_SHORT EXERCISE_
For the entries that follow, state how many lines include the word "caption", giving the number and nothing else.

Lines of data:
-------

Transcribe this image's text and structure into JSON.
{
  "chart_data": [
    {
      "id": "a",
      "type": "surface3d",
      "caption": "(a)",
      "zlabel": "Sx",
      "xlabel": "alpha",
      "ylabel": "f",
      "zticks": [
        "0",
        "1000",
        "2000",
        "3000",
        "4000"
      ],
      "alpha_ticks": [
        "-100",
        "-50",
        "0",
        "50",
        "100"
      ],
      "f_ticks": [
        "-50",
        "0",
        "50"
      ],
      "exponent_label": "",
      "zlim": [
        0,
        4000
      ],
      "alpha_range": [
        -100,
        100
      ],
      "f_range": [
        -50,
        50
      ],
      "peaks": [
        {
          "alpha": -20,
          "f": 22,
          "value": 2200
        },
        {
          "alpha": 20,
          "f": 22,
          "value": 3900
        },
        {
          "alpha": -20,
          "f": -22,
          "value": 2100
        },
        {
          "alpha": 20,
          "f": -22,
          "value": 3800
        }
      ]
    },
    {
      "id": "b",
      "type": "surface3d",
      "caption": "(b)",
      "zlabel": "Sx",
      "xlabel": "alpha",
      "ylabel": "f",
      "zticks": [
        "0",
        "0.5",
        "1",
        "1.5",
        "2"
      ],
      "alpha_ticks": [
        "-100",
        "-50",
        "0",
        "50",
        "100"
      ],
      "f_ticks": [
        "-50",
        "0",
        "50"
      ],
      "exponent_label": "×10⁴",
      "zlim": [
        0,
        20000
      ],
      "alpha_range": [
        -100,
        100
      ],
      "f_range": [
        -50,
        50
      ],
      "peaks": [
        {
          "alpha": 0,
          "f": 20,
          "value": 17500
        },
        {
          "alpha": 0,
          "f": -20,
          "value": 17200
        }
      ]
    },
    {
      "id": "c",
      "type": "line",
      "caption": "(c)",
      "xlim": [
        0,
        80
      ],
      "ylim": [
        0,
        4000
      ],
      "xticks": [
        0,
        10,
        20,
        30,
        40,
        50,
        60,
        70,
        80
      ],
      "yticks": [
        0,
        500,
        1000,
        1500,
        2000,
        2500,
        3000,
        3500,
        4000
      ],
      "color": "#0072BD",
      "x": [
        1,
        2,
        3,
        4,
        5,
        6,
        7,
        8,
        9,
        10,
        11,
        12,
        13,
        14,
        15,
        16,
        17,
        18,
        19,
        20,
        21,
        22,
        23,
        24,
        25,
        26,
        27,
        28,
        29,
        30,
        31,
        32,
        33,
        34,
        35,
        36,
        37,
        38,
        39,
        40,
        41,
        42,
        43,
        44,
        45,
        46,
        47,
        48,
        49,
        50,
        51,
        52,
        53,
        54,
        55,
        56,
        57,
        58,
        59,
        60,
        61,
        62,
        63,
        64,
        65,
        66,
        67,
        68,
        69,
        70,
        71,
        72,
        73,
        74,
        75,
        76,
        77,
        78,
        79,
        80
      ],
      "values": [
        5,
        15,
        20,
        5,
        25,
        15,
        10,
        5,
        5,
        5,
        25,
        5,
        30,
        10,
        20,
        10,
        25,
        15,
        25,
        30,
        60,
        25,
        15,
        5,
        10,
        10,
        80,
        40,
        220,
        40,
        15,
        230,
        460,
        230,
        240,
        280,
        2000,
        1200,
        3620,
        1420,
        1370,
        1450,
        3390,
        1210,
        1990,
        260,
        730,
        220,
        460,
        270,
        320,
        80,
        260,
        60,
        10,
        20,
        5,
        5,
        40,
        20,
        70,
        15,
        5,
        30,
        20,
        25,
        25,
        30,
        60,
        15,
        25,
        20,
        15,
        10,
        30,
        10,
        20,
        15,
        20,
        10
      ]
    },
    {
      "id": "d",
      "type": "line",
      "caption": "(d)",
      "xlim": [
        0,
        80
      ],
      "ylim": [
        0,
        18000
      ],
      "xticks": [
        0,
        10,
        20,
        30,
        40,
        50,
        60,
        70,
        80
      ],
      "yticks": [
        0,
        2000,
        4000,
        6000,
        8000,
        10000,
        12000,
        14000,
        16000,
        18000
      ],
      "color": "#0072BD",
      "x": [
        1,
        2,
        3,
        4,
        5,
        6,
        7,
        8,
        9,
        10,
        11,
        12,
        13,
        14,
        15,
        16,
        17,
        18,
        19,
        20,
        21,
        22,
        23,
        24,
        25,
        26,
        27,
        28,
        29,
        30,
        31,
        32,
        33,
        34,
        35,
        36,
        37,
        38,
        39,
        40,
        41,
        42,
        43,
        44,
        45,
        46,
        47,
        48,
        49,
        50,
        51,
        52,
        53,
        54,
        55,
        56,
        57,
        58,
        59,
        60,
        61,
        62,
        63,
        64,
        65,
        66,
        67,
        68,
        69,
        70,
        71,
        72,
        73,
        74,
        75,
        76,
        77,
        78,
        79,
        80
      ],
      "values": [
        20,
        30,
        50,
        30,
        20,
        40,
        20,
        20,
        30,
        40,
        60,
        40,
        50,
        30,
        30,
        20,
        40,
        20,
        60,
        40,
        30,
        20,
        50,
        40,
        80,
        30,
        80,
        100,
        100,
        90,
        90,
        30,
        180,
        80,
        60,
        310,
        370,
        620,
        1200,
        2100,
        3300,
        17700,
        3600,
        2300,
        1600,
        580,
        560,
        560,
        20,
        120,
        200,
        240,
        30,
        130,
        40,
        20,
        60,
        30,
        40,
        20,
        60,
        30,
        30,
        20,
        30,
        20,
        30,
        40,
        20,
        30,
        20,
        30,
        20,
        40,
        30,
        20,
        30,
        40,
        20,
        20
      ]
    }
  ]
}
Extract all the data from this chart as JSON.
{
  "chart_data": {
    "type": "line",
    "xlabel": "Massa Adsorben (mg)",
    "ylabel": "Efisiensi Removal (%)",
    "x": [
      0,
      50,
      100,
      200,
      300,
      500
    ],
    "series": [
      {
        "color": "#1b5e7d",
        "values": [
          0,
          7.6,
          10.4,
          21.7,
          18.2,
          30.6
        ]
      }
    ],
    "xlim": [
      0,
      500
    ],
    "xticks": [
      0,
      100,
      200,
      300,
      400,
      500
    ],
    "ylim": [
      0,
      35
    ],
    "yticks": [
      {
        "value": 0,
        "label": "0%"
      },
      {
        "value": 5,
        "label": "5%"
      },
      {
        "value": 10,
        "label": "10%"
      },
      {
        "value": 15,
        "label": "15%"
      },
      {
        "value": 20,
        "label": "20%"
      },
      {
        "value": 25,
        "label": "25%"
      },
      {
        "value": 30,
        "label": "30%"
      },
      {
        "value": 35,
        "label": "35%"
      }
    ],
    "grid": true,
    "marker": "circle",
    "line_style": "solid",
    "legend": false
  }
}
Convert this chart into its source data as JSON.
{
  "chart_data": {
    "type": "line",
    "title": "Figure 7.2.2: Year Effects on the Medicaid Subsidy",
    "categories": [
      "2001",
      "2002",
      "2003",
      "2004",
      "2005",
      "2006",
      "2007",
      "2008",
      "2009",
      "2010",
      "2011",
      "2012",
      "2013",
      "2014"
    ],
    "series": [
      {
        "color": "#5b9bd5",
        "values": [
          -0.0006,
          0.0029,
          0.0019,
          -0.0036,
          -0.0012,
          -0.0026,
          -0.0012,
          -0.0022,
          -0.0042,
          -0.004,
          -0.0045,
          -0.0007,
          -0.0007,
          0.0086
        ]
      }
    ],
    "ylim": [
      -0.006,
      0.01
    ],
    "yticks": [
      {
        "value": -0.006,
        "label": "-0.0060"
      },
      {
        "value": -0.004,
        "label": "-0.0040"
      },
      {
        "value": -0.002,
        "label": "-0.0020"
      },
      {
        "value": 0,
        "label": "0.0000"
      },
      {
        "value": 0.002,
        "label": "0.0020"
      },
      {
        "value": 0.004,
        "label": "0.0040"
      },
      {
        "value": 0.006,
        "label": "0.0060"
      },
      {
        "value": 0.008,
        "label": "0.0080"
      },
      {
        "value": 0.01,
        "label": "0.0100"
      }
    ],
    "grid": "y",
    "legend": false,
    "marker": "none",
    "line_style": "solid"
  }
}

-------

_RESULT OF THE EXERCISE_
4